*Objective*: Reproduce all of the data below without alteration; exclude every picture.

*Records shown*:
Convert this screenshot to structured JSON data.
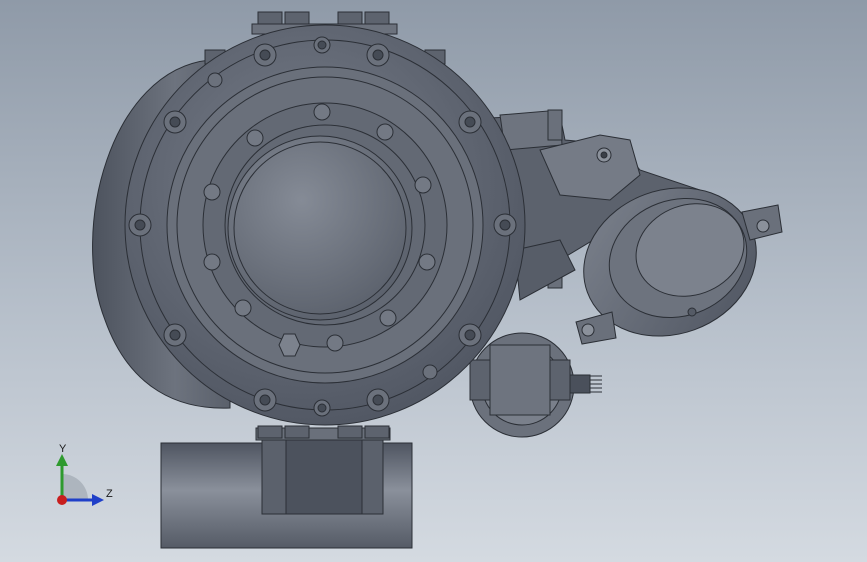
{
  "viewport": {
    "background_top": "#8f9aa8",
    "background_bottom": "#d4dae1",
    "model_color": "#6b7280"
  },
  "triad": {
    "y_label": "Y",
    "z_label": "Z",
    "y_color": "#2e9a2e",
    "z_color": "#1f3fc8",
    "x_color": "#c81e1e"
  }
}
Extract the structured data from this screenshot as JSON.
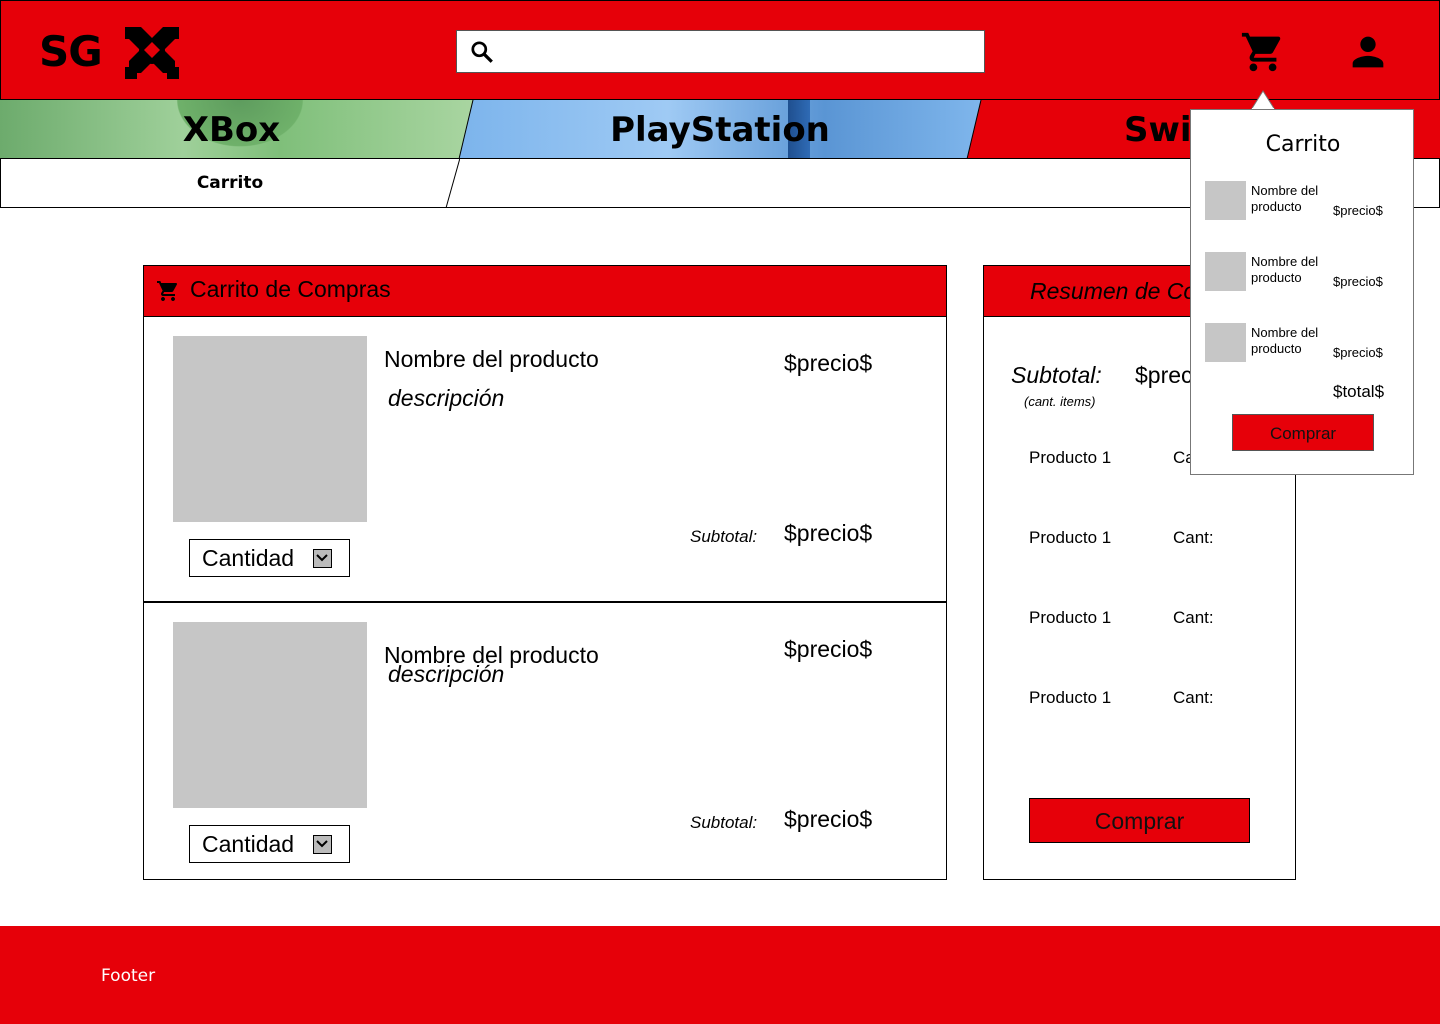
{
  "header": {
    "logo_text": "SG",
    "search_placeholder": "",
    "icons": [
      "search-icon",
      "cart-icon",
      "user-icon"
    ]
  },
  "categories": [
    "XBox",
    "PlayStation",
    "Switch"
  ],
  "categories_visible": [
    "XBox",
    "PlayStation",
    "Swi"
  ],
  "breadcrumb": "Carrito",
  "cart": {
    "title": "Carrito de Compras",
    "items": [
      {
        "name": "Nombre del producto",
        "description": "descripción",
        "price": "$precio$",
        "subtotal_label": "Subtotal:",
        "subtotal": "$precio$",
        "quantity_label": "Cantidad"
      },
      {
        "name": "Nombre del producto",
        "description": "descripción",
        "price": "$precio$",
        "subtotal_label": "Subtotal:",
        "subtotal": "$precio$",
        "quantity_label": "Cantidad"
      }
    ]
  },
  "summary": {
    "title": "Resumen de Co",
    "subtotal_label": "Subtotal:",
    "items_label": "(cant. items)",
    "subtotal_value": "$prec",
    "rows": [
      {
        "product": "Producto 1",
        "qty": "Ca"
      },
      {
        "product": "Producto 1",
        "qty": "Cant:"
      },
      {
        "product": "Producto 1",
        "qty": "Cant:"
      },
      {
        "product": "Producto 1",
        "qty": "Cant:"
      }
    ],
    "buy_label": "Comprar"
  },
  "popover": {
    "title": "Carrito",
    "items": [
      {
        "name": "Nombre del producto",
        "price": "$precio$"
      },
      {
        "name": "Nombre del producto",
        "price": "$precio$"
      },
      {
        "name": "Nombre del producto",
        "price": "$precio$"
      }
    ],
    "total": "$total$",
    "buy_label": "Comprar"
  },
  "footer": {
    "text": "Footer"
  },
  "colors": {
    "brand_red": "#e60009",
    "placeholder_gray": "#c6c6c6",
    "xbox_green": "#8cc987",
    "playstation_blue": "#7cb4ec"
  }
}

*Task response*:
Convert this screenshot to structured JSON data.
{
  "viewport": {
    "background_top": "#8f9aa8",
    "background_bottom": "#d4dae1",
    "model_color": "#6b7280"
  },
  "triad": {
    "y_label": "Y",
    "z_label": "Z",
    "y_color": "#2e9a2e",
    "z_color": "#1f3fc8",
    "x_color": "#c81e1e"
  }
}
Extract the structured data from this screenshot as JSON.
{
  "header": {
    "logo_text": "SG",
    "search_placeholder": "",
    "icons": [
      "search-icon",
      "cart-icon",
      "user-icon"
    ]
  },
  "categories": [
    "XBox",
    "PlayStation",
    "Switch"
  ],
  "categories_visible": [
    "XBox",
    "PlayStation",
    "Swi"
  ],
  "breadcrumb": "Carrito",
  "cart": {
    "title": "Carrito de Compras",
    "items": [
      {
        "name": "Nombre del producto",
        "description": "descripción",
        "price": "$precio$",
        "subtotal_label": "Subtotal:",
        "subtotal": "$precio$",
        "quantity_label": "Cantidad"
      },
      {
        "name": "Nombre del producto",
        "description": "descripción",
        "price": "$precio$",
        "subtotal_label": "Subtotal:",
        "subtotal": "$precio$",
        "quantity_label": "Cantidad"
      }
    ]
  },
  "summary": {
    "title": "Resumen de Co",
    "subtotal_label": "Subtotal:",
    "items_label": "(cant. items)",
    "subtotal_value": "$prec",
    "rows": [
      {
        "product": "Producto 1",
        "qty": "Ca"
      },
      {
        "product": "Producto 1",
        "qty": "Cant:"
      },
      {
        "product": "Producto 1",
        "qty": "Cant:"
      },
      {
        "product": "Producto 1",
        "qty": "Cant:"
      }
    ],
    "buy_label": "Comprar"
  },
  "popover": {
    "title": "Carrito",
    "items": [
      {
        "name": "Nombre del producto",
        "price": "$precio$"
      },
      {
        "name": "Nombre del producto",
        "price": "$precio$"
      },
      {
        "name": "Nombre del producto",
        "price": "$precio$"
      }
    ],
    "total": "$total$",
    "buy_label": "Comprar"
  },
  "footer": {
    "text": "Footer"
  },
  "colors": {
    "brand_red": "#e60009",
    "placeholder_gray": "#c6c6c6",
    "xbox_green": "#8cc987",
    "playstation_blue": "#7cb4ec"
  }
}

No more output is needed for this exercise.